**TASK INSTRUCTIONS:** Rewrite the lines below, replacing every "heatmap-cell" with "heatmap-tile" and keeping everything else the same.

==== DATA SECTION

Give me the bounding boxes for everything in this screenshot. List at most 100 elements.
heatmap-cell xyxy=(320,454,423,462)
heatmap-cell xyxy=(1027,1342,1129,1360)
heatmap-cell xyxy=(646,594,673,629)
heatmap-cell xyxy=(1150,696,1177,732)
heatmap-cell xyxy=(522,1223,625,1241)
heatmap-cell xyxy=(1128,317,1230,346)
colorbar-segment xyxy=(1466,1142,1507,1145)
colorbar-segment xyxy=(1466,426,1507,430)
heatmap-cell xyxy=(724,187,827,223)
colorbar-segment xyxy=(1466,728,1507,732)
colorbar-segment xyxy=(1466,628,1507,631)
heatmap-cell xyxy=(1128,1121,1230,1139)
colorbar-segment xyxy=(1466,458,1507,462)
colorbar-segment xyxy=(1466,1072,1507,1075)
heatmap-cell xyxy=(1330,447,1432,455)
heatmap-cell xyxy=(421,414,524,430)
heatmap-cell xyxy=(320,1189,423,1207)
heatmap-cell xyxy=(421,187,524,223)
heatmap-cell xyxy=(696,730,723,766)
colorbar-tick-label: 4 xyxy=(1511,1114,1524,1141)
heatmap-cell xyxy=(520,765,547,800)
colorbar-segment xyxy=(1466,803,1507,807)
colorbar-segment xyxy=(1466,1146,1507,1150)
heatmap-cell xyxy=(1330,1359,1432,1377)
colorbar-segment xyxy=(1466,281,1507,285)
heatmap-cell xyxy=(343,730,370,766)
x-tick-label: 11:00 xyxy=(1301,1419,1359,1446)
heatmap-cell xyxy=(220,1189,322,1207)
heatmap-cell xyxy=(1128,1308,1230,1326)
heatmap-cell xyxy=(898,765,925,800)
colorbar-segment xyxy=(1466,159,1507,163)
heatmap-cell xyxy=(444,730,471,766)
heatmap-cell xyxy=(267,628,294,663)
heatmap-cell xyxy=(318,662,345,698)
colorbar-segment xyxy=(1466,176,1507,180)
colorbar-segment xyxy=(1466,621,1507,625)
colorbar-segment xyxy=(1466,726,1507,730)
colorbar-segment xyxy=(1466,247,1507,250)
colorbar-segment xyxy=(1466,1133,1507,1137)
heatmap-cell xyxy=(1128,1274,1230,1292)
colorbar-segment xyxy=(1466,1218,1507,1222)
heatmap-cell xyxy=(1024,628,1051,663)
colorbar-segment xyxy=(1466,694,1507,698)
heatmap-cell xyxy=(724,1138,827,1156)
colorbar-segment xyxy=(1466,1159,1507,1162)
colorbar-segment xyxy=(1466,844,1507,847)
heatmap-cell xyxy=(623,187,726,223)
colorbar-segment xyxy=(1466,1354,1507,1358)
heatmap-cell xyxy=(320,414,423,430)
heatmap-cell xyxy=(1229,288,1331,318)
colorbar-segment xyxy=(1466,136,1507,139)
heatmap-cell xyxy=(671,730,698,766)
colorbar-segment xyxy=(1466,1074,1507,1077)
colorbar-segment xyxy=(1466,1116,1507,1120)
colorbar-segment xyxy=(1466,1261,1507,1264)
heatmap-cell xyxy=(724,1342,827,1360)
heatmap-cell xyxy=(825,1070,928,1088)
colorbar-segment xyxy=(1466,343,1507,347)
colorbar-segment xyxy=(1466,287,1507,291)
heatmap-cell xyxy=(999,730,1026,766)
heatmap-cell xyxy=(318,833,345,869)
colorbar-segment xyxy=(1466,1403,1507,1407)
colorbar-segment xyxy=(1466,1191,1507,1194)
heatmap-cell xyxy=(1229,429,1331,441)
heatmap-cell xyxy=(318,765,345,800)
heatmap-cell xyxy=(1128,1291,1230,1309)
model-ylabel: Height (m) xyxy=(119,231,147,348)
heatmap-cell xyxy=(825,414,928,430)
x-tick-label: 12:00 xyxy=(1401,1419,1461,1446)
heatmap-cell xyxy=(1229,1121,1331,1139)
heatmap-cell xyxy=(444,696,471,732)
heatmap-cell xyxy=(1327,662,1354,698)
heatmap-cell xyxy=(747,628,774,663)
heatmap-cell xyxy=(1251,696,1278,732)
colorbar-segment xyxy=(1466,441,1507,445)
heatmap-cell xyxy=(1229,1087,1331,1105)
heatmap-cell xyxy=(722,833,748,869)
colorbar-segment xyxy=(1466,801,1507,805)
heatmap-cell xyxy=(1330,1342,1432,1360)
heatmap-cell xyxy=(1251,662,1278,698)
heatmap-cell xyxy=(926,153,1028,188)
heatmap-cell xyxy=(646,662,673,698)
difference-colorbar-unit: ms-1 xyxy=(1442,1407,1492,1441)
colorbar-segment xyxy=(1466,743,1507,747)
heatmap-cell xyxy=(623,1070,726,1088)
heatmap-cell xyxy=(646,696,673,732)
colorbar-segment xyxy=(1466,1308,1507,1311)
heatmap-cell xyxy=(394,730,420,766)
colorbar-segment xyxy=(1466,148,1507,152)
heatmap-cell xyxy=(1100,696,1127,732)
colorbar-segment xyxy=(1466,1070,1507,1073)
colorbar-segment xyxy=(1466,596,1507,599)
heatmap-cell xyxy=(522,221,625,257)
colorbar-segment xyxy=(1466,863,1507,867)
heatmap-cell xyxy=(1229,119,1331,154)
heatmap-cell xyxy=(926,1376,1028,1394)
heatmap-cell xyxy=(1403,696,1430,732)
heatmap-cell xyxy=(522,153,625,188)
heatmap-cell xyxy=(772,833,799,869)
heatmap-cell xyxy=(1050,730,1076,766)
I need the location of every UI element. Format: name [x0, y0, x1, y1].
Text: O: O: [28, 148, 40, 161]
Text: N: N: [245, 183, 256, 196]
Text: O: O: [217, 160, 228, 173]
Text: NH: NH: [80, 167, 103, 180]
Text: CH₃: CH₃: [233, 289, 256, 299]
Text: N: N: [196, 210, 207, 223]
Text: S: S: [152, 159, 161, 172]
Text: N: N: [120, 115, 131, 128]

========

**ANSWER TO THIS TASK:**
Give me the bounding boxes for everything in this screenshot. List at most 100 elements.
heatmap-tile xyxy=(320,454,423,462)
heatmap-tile xyxy=(1027,1342,1129,1360)
heatmap-tile xyxy=(646,594,673,629)
heatmap-tile xyxy=(1150,696,1177,732)
heatmap-tile xyxy=(522,1223,625,1241)
heatmap-tile xyxy=(1128,317,1230,346)
colorbar-segment xyxy=(1466,1142,1507,1145)
colorbar-segment xyxy=(1466,426,1507,430)
heatmap-tile xyxy=(724,187,827,223)
colorbar-segment xyxy=(1466,728,1507,732)
colorbar-segment xyxy=(1466,628,1507,631)
heatmap-tile xyxy=(1128,1121,1230,1139)
colorbar-segment xyxy=(1466,458,1507,462)
colorbar-segment xyxy=(1466,1072,1507,1075)
heatmap-tile xyxy=(1330,447,1432,455)
heatmap-tile xyxy=(421,414,524,430)
heatmap-tile xyxy=(320,1189,423,1207)
heatmap-tile xyxy=(421,187,524,223)
heatmap-tile xyxy=(696,730,723,766)
colorbar-tick-label: 4 xyxy=(1511,1114,1524,1141)
heatmap-tile xyxy=(520,765,547,800)
colorbar-segment xyxy=(1466,803,1507,807)
colorbar-segment xyxy=(1466,1146,1507,1150)
heatmap-tile xyxy=(1330,1359,1432,1377)
colorbar-segment xyxy=(1466,281,1507,285)
heatmap-tile xyxy=(343,730,370,766)
x-tick-label: 11:00 xyxy=(1301,1419,1359,1446)
heatmap-tile xyxy=(220,1189,322,1207)
heatmap-tile xyxy=(1128,1308,1230,1326)
heatmap-tile xyxy=(898,765,925,800)
colorbar-segment xyxy=(1466,159,1507,163)
heatmap-tile xyxy=(444,730,471,766)
heatmap-tile xyxy=(267,628,294,663)
heatmap-tile xyxy=(318,662,345,698)
colorbar-segment xyxy=(1466,176,1507,180)
colorbar-segment xyxy=(1466,621,1507,625)
colorbar-segment xyxy=(1466,726,1507,730)
colorbar-segment xyxy=(1466,247,1507,250)
colorbar-segment xyxy=(1466,1133,1507,1137)
heatmap-tile xyxy=(1128,1274,1230,1292)
colorbar-segment xyxy=(1466,1218,1507,1222)
heatmap-tile xyxy=(1024,628,1051,663)
colorbar-segment xyxy=(1466,694,1507,698)
heatmap-tile xyxy=(724,1138,827,1156)
colorbar-segment xyxy=(1466,1159,1507,1162)
colorbar-segment xyxy=(1466,844,1507,847)
heatmap-tile xyxy=(623,187,726,223)
colorbar-segment xyxy=(1466,1354,1507,1358)
heatmap-tile xyxy=(320,414,423,430)
heatmap-tile xyxy=(1229,288,1331,318)
colorbar-segment xyxy=(1466,136,1507,139)
heatmap-tile xyxy=(671,730,698,766)
colorbar-segment xyxy=(1466,1074,1507,1077)
colorbar-segment xyxy=(1466,1116,1507,1120)
colorbar-segment xyxy=(1466,1261,1507,1264)
heatmap-tile xyxy=(724,1342,827,1360)
heatmap-tile xyxy=(825,1070,928,1088)
colorbar-segment xyxy=(1466,343,1507,347)
colorbar-segment xyxy=(1466,287,1507,291)
heatmap-tile xyxy=(999,730,1026,766)
heatmap-tile xyxy=(318,833,345,869)
colorbar-segment xyxy=(1466,1403,1507,1407)
colorbar-segment xyxy=(1466,1191,1507,1194)
heatmap-tile xyxy=(1229,429,1331,441)
heatmap-tile xyxy=(318,765,345,800)
heatmap-tile xyxy=(1128,1291,1230,1309)
model-ylabel: Height (m) xyxy=(119,231,147,348)
heatmap-tile xyxy=(825,414,928,430)
x-tick-label: 12:00 xyxy=(1401,1419,1461,1446)
heatmap-tile xyxy=(1229,1121,1331,1139)
heatmap-tile xyxy=(444,696,471,732)
heatmap-tile xyxy=(1327,662,1354,698)
heatmap-tile xyxy=(747,628,774,663)
heatmap-tile xyxy=(1251,696,1278,732)
colorbar-segment xyxy=(1466,441,1507,445)
heatmap-tile xyxy=(1229,1087,1331,1105)
heatmap-tile xyxy=(722,833,748,869)
colorbar-segment xyxy=(1466,801,1507,805)
heatmap-tile xyxy=(1330,1342,1432,1360)
heatmap-tile xyxy=(1251,662,1278,698)
heatmap-tile xyxy=(926,153,1028,188)
heatmap-tile xyxy=(646,662,673,698)
difference-colorbar-unit: ms-1 xyxy=(1442,1407,1492,1441)
colorbar-segment xyxy=(1466,743,1507,747)
heatmap-tile xyxy=(623,1070,726,1088)
heatmap-tile xyxy=(646,696,673,732)
colorbar-segment xyxy=(1466,1308,1507,1311)
heatmap-tile xyxy=(394,730,420,766)
colorbar-segment xyxy=(1466,148,1507,152)
heatmap-tile xyxy=(1100,696,1127,732)
colorbar-segment xyxy=(1466,1070,1507,1073)
colorbar-segment xyxy=(1466,596,1507,599)
heatmap-tile xyxy=(522,221,625,257)
colorbar-segment xyxy=(1466,863,1507,867)
heatmap-tile xyxy=(1229,119,1331,154)
heatmap-tile xyxy=(926,1376,1028,1394)
heatmap-tile xyxy=(1403,696,1430,732)
heatmap-tile xyxy=(522,153,625,188)
heatmap-tile xyxy=(772,833,799,869)
heatmap-tile xyxy=(1050,730,1076,766)
I need the location of every UI element. Format: name [x0, y0, x1, y1].
Text: O: O: [28, 148, 40, 161]
Text: N: N: [245, 183, 256, 196]
Text: O: O: [217, 160, 228, 173]
Text: NH: NH: [80, 167, 103, 180]
Text: CH₃: CH₃: [233, 289, 256, 299]
Text: N: N: [196, 210, 207, 223]
Text: S: S: [152, 159, 161, 172]
Text: N: N: [120, 115, 131, 128]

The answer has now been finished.